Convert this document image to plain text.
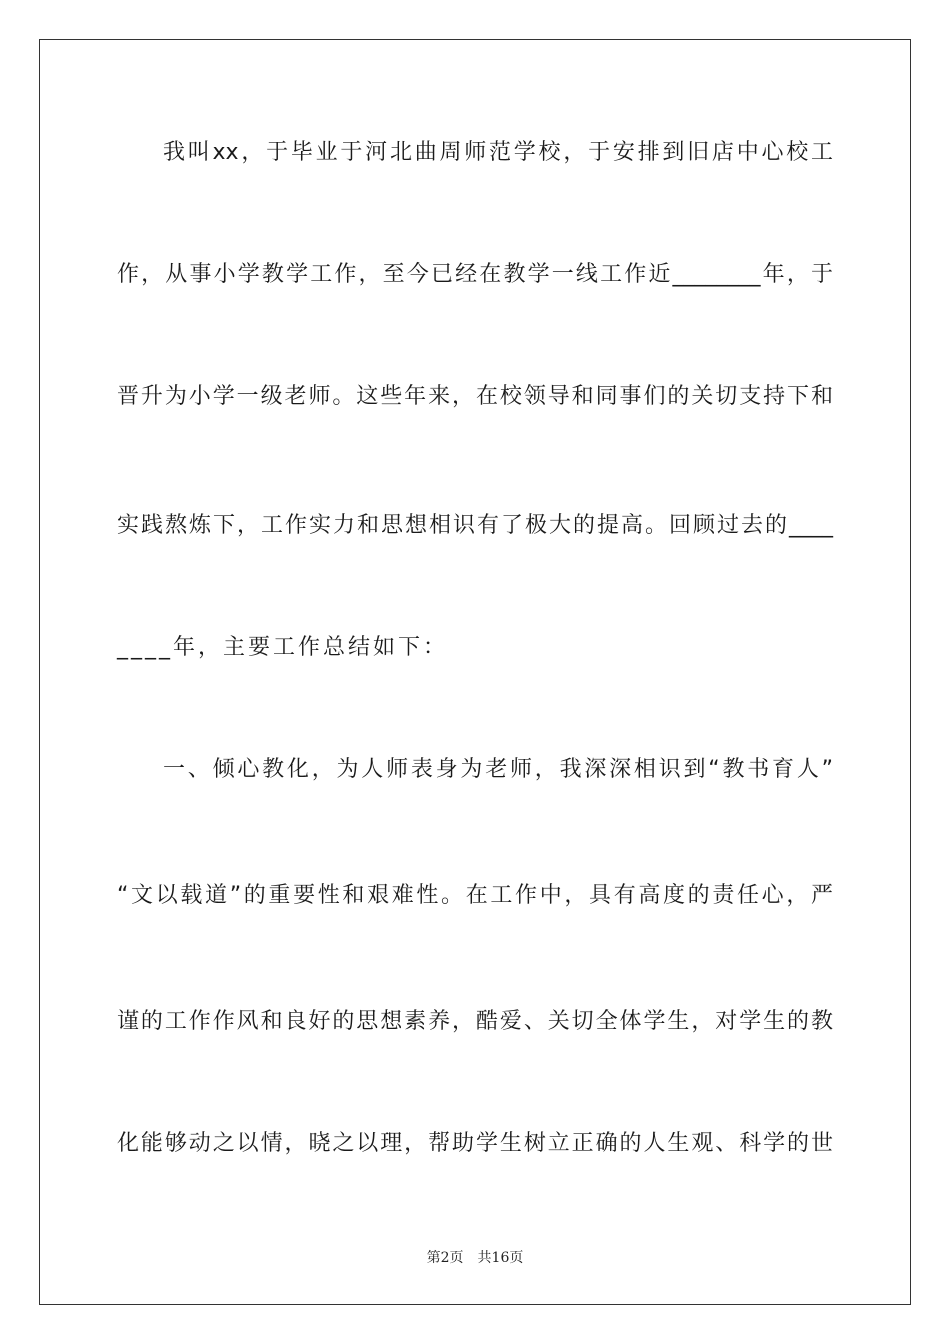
我叫xx，于毕业于河北曲周师范学校，于安排到旧店中心校工
作，从事小学教学工作，至今已经在教学一线工作近________年，于
晋升为小学一级老师。这些年来，在校领导和同事们的关切支持下和
实践熬炼下，工作实力和思想相识有了极大的提高。回顾过去的____
____年，主要工作总结如下：
一、倾心教化，为人师表身为老师，我深深相识到“教书育人”
“文以载道”的重要性和艰难性。在工作中，具有高度的责任心，严
谨的工作作风和良好的思想素养，酷爱、关切全体学生，对学生的教
化能够动之以情，晓之以理，帮助学生树立正确的人生观、科学的世
第2页　共16页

━━━━━━

▶ _DIRECTIONS FOR THIS TASK_:
Restate the whole of the material word for word without the pictures.

▶ _SOLVED EXERCISE_:
Convert this document image to plain text.
我叫xx，于毕业于河北曲周师范学校，于安排到旧店中心校工
作，从事小学教学工作，至今已经在教学一线工作近________年，于
晋升为小学一级老师。这些年来，在校领导和同事们的关切支持下和
实践熬炼下，工作实力和思想相识有了极大的提高。回顾过去的____
____年，主要工作总结如下：
一、倾心教化，为人师表身为老师，我深深相识到“教书育人”
“文以载道”的重要性和艰难性。在工作中，具有高度的责任心，严
谨的工作作风和良好的思想素养，酷爱、关切全体学生，对学生的教
化能够动之以情，晓之以理，帮助学生树立正确的人生观、科学的世
第2页　共16页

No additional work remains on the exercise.